-- START OF Data in this exercise --
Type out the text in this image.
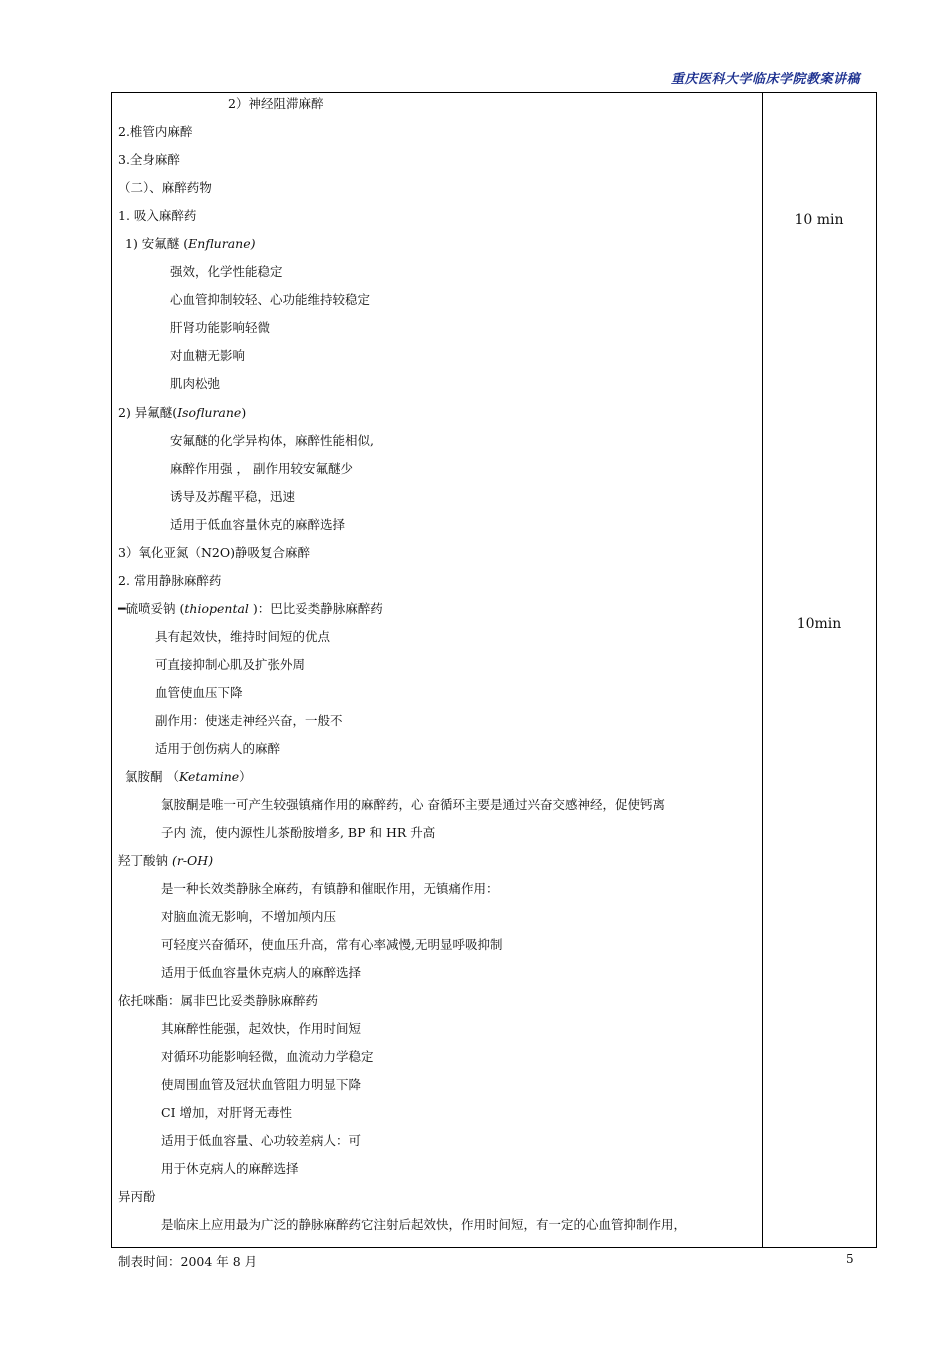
重庆医科大学临床学院教案讲稿
2）神经阻滞麻醉
2.椎管内麻醉
3.全身麻醉
（二）、麻醉药物
1. 吸入麻醉药
1) 安氟醚 (Enflurane)
强效，化学性能稳定
心血管抑制较轻、心功能维持较稳定
肝肾功能影响轻微
对血糖无影响
肌肉松弛
2) 异氟醚(Isoflurane)
安氟醚的化学异构体，麻醉性能相似,
麻醉作用强 ， 副作用较安氟醚少
诱导及苏醒平稳，迅速
适用于低血容量休克的麻醉选择
3）氧化亚氮（N2O)静吸复合麻醉
2. 常用静脉麻醉药
━硫喷妥钠 (thiopental )：巴比妥类静脉麻醉药
具有起效快，维持时间短的优点
可直接抑制心肌及扩张外周
血管使血压下降
副作用：使迷走神经兴奋，一般不
适用于创伤病人的麻醉
氯胺酮 （Ketamine）
氯胺酮是唯一可产生较强镇痛作用的麻醉药，心 奋循环主要是通过兴奋交感神经，促使钙离
子内 流，使内源性儿茶酚胺增多, BP 和 HR 升高
羟丁酸钠 (r-OH)
是一种长效类静脉全麻药，有镇静和催眠作用，无镇痛作用：
对脑血流无影响，不增加颅内压
可轻度兴奋循环，使血压升高，常有心率减慢,无明显呼吸抑制
适用于低血容量休克病人的麻醉选择
依托咪酯：属非巴比妥类静脉麻醉药
其麻醉性能强，起效快，作用时间短
对循环功能影响轻微，血流动力学稳定
使周围血管及冠状血管阻力明显下降
CI 增加，对肝肾无毒性
适用于低血容量、心功较差病人：可
用于休克病人的麻醉选择
异丙酚
是临床上应用最为广泛的静脉麻醉药它注射后起效快，作用时间短，有一定的心血管抑制作用，
10 min
10min
制表时间：2004 年 8 月	5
-- END OF Data in this exercise --
The problem: Look through the records and gather every line containing "作用时间短".

Written response:
其麻醉性能强，起效快，作用时间短
是临床上应用最为广泛的静脉麻醉药它注射后起效快，作用时间短，有一定的心血管抑制作用，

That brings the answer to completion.